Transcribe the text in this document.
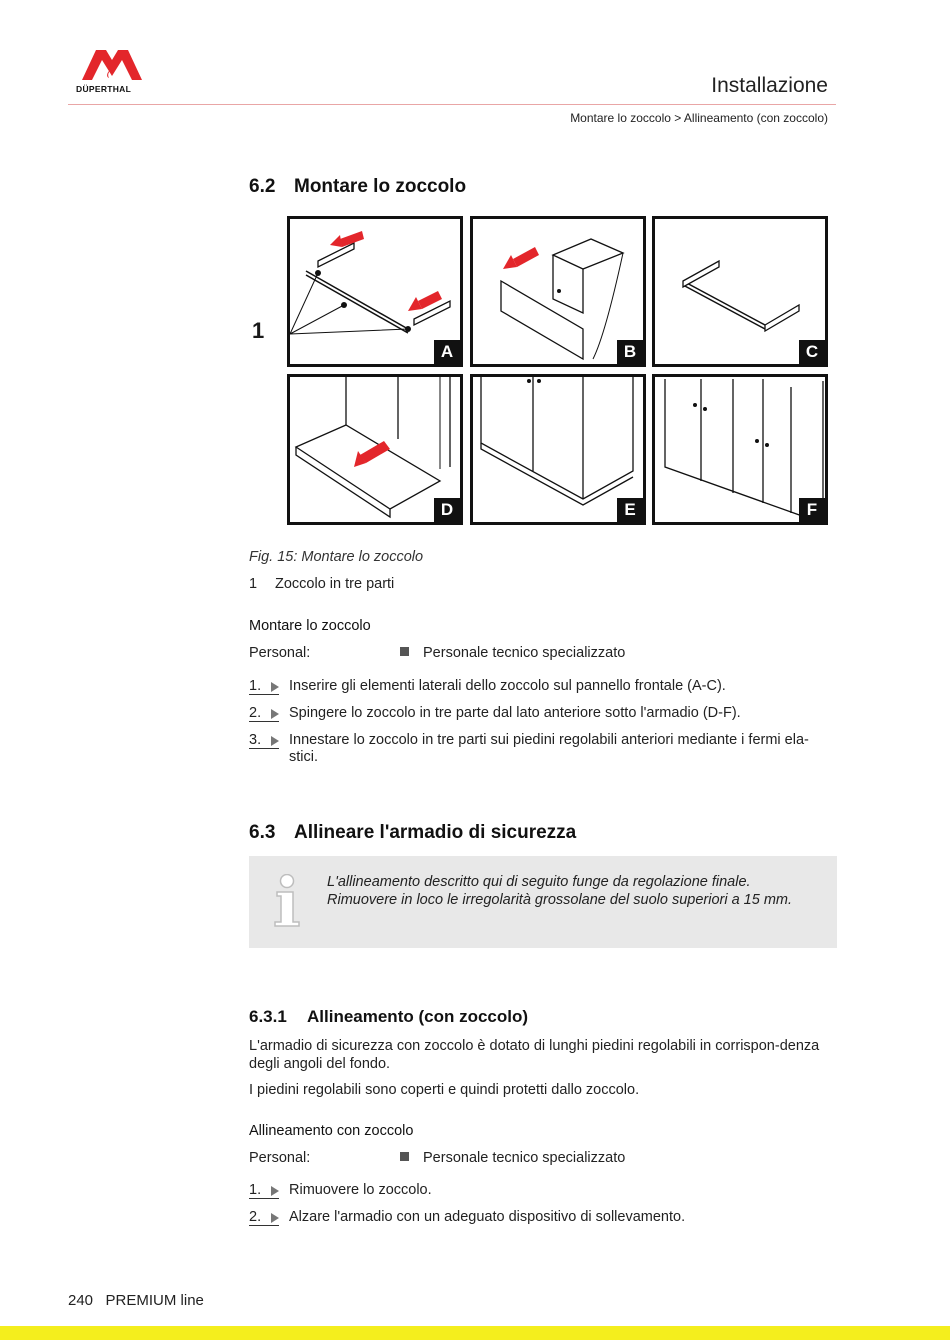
DÜPERTHAL	Installazione
Montare lo zoccolo > Allineamento (con zoccolo)
6.2 Montare lo zoccolo
1
A	B	C
D	E	F
Fig. 15: Montare lo zoccolo
1 Zoccolo in tre parti
Montare lo zoccolo
Personal:	Personale tecnico specializzato
1.	Inserire gli elementi laterali dello zoccolo sul pannello frontale (A-C).
2.	Spingere lo zoccolo in tre parte dal lato anteriore sotto l'armadio (D-F).
3.	Innestare lo zoccolo in tre parti sui piedini regolabili anteriori mediante i fermi ela-stici.
6.3 Allineare l'armadio di sicurezza
L'allineamento descritto qui di seguito funge da regolazione finale. Rimuovere in loco le irregolarità grossolane del suolo superiori a 15 mm.
6.3.1 Allineamento (con zoccolo)
L'armadio di sicurezza con zoccolo è dotato di lunghi piedini regolabili in corrispon-denza degli angoli del fondo.
I piedini regolabili sono coperti e quindi protetti dallo zoccolo.
Allineamento con zoccolo
Personal:	Personale tecnico specializzato
1.	Rimuovere lo zoccolo.
2.	Alzare l'armadio con un adeguato dispositivo di sollevamento.
240 PREMIUM line
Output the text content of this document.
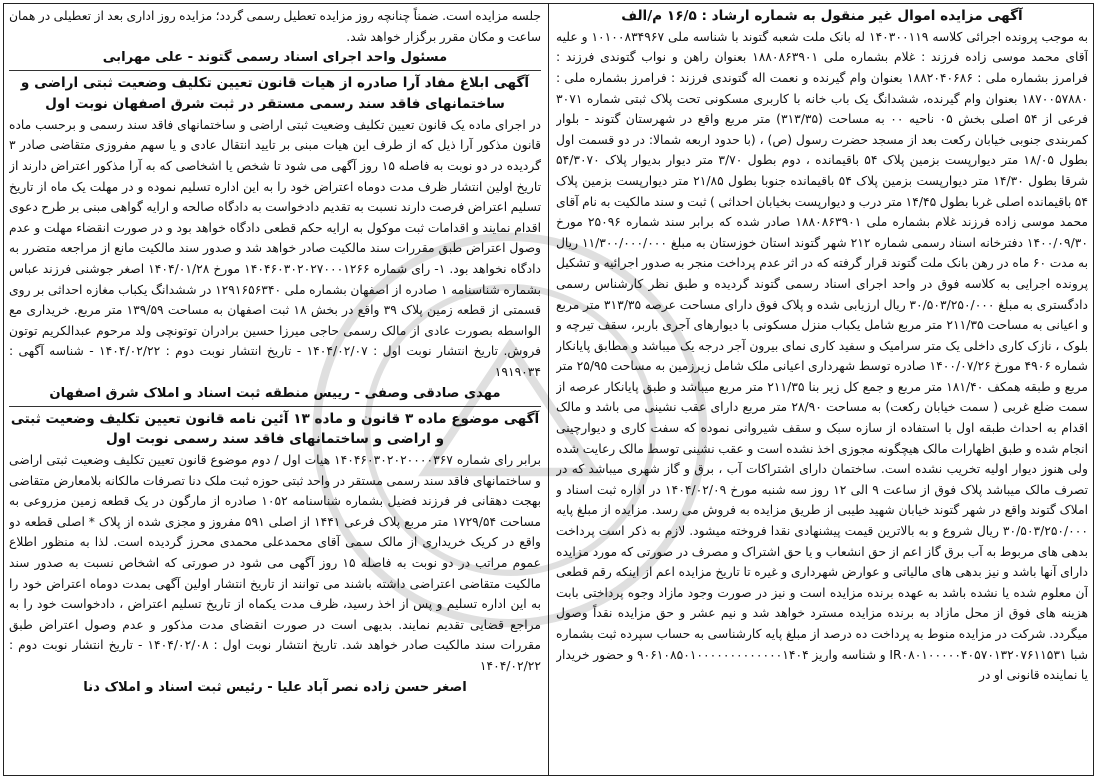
آگهی مزایده اموال غیر منقول به شماره ارشاد : ۱۶/۵ م/الف

به موجب پرونده اجرائی کلاسه ۱۴۰۳۰۰۱۱۹ له بانک ملت شعبه گتوند با شناسه ملی ۱۰۱۰۰۸۳۴۹۶۷ و علیه آقای محمد موسی زاده فرزند : غلام بشماره ملی ۱۸۸۰۸۶۳۹۰۱ بعنوان راهن و نواب گتوندی فرزند : فرامرز بشماره ملی : ۱۸۸۲۰۴۰۶۸۶ بعنوان وام گیرنده و نعمت اله گتوندی فرزند : فرامرز بشماره ملی : ۱۸۷۰۰۵۷۸۸۰ بعنوان وام گیرنده، ششدانگ یک باب خانه با کاربری مسکونی تحت پلاک ثبتی شماره ۳۰۷۱ فرعی از ۵۴ اصلی بخش ۰۵ ناحیه ۰۰ به مساحت (۳۱۳/۳۵) متر مربع واقع در شهرستان گتوند - بلوار کمربندی جنوبی خیابان رکعت بعد از مسجد حضرت رسول (ص) ، (با حدود اربعه شمالا: در دو قسمت اول بطول ۱۸/۰۵ متر دیوارپست بزمین پلاک ۵۴ باقیمانده ، دوم بطول ۳/۷۰ متر دیوار بدیوار پلاک ۵۴/۳۰۷۰ شرقا بطول ۱۴/۳۰ متر دیوارپست بزمین پلاک ۵۴ باقیمانده جنوبا بطول ۲۱/۸۵ متر دیوارپست بزمین پلاک ۵۴ باقیمانده اصلی غربا بطول ۱۴/۴۵ متر درب و دیوارپست بخیابان احداثی ) ثبت و سند مالکیت به نام آقای محمد موسی زاده فرزند غلام بشماره ملی ۱۸۸۰۸۶۳۹۰۱ صادر شده که برابر سند شماره ۲۵۰۹۶ مورخ ۱۴۰۰/۰۹/۳۰ دفترخانه اسناد رسمی شماره ۲۱۲ شهر گتوند استان خوزستان به مبلغ ۱۱/۳۰۰/۰۰۰/۰۰۰ ریال به مدت ۶۰ ماه در رهن بانک ملت گتوند قرار گرفته که در اثر عدم پرداخت منجر به صدور اجرائیه و تشکیل پرونده اجرایی به کلاسه فوق در واحد اجرای اسناد رسمی گتوند گردیده و طبق نظر کارشناس رسمی دادگستری به مبلغ ۳۰/۵۰۳/۲۵۰/۰۰۰ ریال ارزیابی شده و پلاک فوق دارای مساحت عرصه ۳۱۳/۳۵ متر مربع و اعیانی به مساحت ۲۱۱/۳۵ متر مربع شامل یکباب منزل مسکونی با دیوارهای آجری باربر، سقف تیرچه و بلوک ، نازک کاری داخلی یک متر سرامیک و سفید کاری نمای بیرون آجر درجه یک میباشد و مطابق پایانکار شماره ۴۹۰۶ مورخ ۱۴۰۰/۰۷/۲۶ صادره توسط شهرداری اعیانی ملک شامل زیرزمین به مساحت ۲۵/۹۵ متر مربع و طبقه همکف ۱۸۱/۴۰ متر مربع و جمع کل زیر بنا ۲۱۱/۳۵ متر مربع میباشد و طبق پایانکار عرصه از سمت ضلع غربی ( سمت خیابان رکعت) به مساحت ۲۸/۹۰ متر مربع دارای عقب نشینی می باشد و مالک اقدام به احداث طبقه اول با استفاده از سازه سبک و سقف شیروانی نموده که سفت کاری و دیوارچینی انجام شده و طبق اظهارات مالک هیچگونه مجوزی اخذ نشده است و عقب نشینی توسط مالک رعایت شده ولی هنوز دیوار اولیه تخریب نشده است. ساختمان دارای اشتراکات آب ، برق و گاز شهری میباشد که در تصرف مالک میباشد پلاک فوق از ساعت ۹ الی ۱۲ روز سه شنبه مورخ ۱۴۰۴/۰۲/۰۹ در اداره ثبت اسناد و املاک گتوند واقع در شهر گتوند خیابان شهید طیبی از طریق مزایده به فروش می رسد. مزایده از مبلغ پایه ۳۰/۵۰۳/۲۵۰/۰۰۰ ریال شروع و به بالاترین قیمت پیشنهادی نقدا فروخته میشود. لازم به ذکر است پرداخت بدهی های مربوط به آب برق گاز اعم از حق انشعاب و یا حق اشتراک و مصرف در صورتی که مورد مزایده دارای آنها باشد و نیز بدهی های مالیاتی و عوارض شهرداری و غیره تا تاریخ مزایده اعم از اینکه رقم قطعی آن معلوم شده یا نشده باشد به عهده برنده مزایده است و نیز در صورت وجود مازاد وجوه پرداختی بابت هزینه های فوق از محل مازاد به برنده مزایده مسترد خواهد شد و نیم عشر و حق مزایده نقداً وصول میگردد. شرکت در مزایده منوط به پرداخت ده درصد از مبلغ پایه کارشناسی به حساب سپرده ثبت بشماره شبا IR۰۸۰۱۰۰۰۰۰۴۰۵۷۰۱۳۲۰۷۶۱۱۵۳۱ و شناسه واریز ۹۰۶۱۰۸۵۰۱۰۰۰۰۰۰۰۰۰۰۰۰۰۱۴۰۴ و حضور خریدار یا نماینده قانونی او در

جلسه مزایده است. ضمناً چنانچه روز مزایده تعطیل رسمی گردد؛ مزایده روز اداری بعد از تعطیلی در همان ساعت و مکان مقرر برگزار خواهد شد.

مسئول واحد اجرای اسناد رسمی گتوند - علی مهرابی

آگهی ابلاغ مفاد آرا صادره از هیات قانون تعیین تکلیف وضعیت ثبتی اراضی و ساختمانهای فاقد سند رسمی مستقر در ثبت شرق اصفهان نوبت اول

در اجرای ماده یک قانون تعیین تکلیف وضعیت ثبتی اراضی و ساختمانهای فاقد سند رسمی و برحسب ماده قانون مذکور آرا ذیل که از طرف این هیات مبنی بر تایید انتقال عادی و یا سهم مفروزی متقاضی صادر ۳ گردیده در دو نوبت به فاصله ۱۵ روز آگهی می شود تا شخص یا اشخاصی که به آرا مذکور اعتراض دارند از تاریخ اولین انتشار ظرف مدت دوماه اعتراض خود را به این اداره تسلیم نموده و در مهلت یک ماه از تاریخ تسلیم اعتراض فرصت دارند نسبت به تقدیم دادخواست به دادگاه صالحه و ارایه گواهی مبنی بر طرح دعوی اقدام نمایند و اقدامات ثبت موکول به ارایه حکم قطعی دادگاه خواهد بود و در صورت انقضاء مهلت و عدم وصول اعتراض طبق مقررات سند مالکیت صادر خواهد شد و صدور سند مالکیت مانع از مراجعه متضرر به دادگاه نخواهد بود. ۱- رای شماره ۱۴۰۴۶۰۳۰۲۰۲۷۰۰۰۱۲۶۶ مورخ ۱۴۰۴/۰۱/۲۸ اصغر جوشنی فرزند عباس بشماره شناسنامه ۱ صادره از اصفهان بشماره ملی ۱۲۹۱۶۵۶۳۴۰ در ششدانگ یکباب مغازه احداثی بر روی قسمتی از قطعه زمین پلاک ۳۹ واقع در بخش ۱۸ ثبت اصفهان به مساحت ۱۳۹/۵۹ متر مربع. خریداری مع الواسطه بصورت عادی از مالک رسمی حاجی میرزا حسین برادران توتونچی ولد مرحوم عبدالکریم توتون فروش. تاریخ انتشار نوبت اول : ۱۴۰۴/۰۲/۰۷ - تاریخ انتشار نوبت دوم : ۱۴۰۴/۰۲/۲۲ - شناسه آگهی : ۱۹۱۹۰۳۴

مهدی صادقی وصفی - رییس منطقه ثبت اسناد و املاک شرق اصفهان

آگهی موضوع ماده ۳ قانون و ماده ۱۳ آئین نامه قانون تعیین تکلیف وضعیت ثبتی و اراضی و ساختمانهای فاقد سند رسمی نوبت اول

برابر رای شماره ۱۴۰۴۶۰۳۰۲۰۲۰۰۰۰۳۶۷ هیات اول / دوم موضوع قانون تعیین تکلیف وضعیت ثبتی اراضی و ساختمانهای فاقد سند رسمی مستقر در واحد ثبتی حوزه ثبت ملک دنا تصرفات مالکانه بلامعارض متقاضی بهجت دهقانی فر فرزند فضیل بشماره شناسنامه ۱۰۵۲ صادره از مارگون در یک قطعه زمین مزروعی به مساحت ۱۷۲۹/۵۴ متر مربع پلاک فرعی ۱۴۴۱ از اصلی ۵۹۱ مفروز و مجزی شده از پلاک * اصلی قطعه دو واقع در کریک خریداری از مالک سمی آقای محمدعلی محمدی محرز گردیده است. لذا به منظور اطلاع عموم مراتب در دو نوبت به فاصله ۱۵ روز آگهی می شود در صورتی که اشخاص نسبت به صدور سند مالکیت متقاضی اعتراضی داشته باشند می توانند از تاریخ انتشار اولین آگهی بمدت دوماه اعتراض خود را به این اداره تسلیم و پس از اخذ رسید، ظرف مدت یکماه از تاریخ تسلیم اعتراض ، دادخواست خود را به مراجع قضایی تقدیم نمایند. بدیهی است در صورت انقضای مدت مذکور و عدم وصول اعتراض طبق مقررات سند مالکیت صادر خواهد شد. تاریخ انتشار نوبت اول : ۱۴۰۴/۰۲/۰۸ - تاریخ انتشار نوبت دوم : ۱۴۰۴/۰۲/۲۲

اصغر حسن زاده نصر آباد علیا - رئیس ثبت اسناد و املاک دنا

********

Work to do
Check each line of the records for the word "parti" and extract those that contain it.

Worked solution
1 Zoccolo in tre parti
3.	Innestare lo zoccolo in tre parti sui piedini regolabili anteriori mediante i fermi ela-stici.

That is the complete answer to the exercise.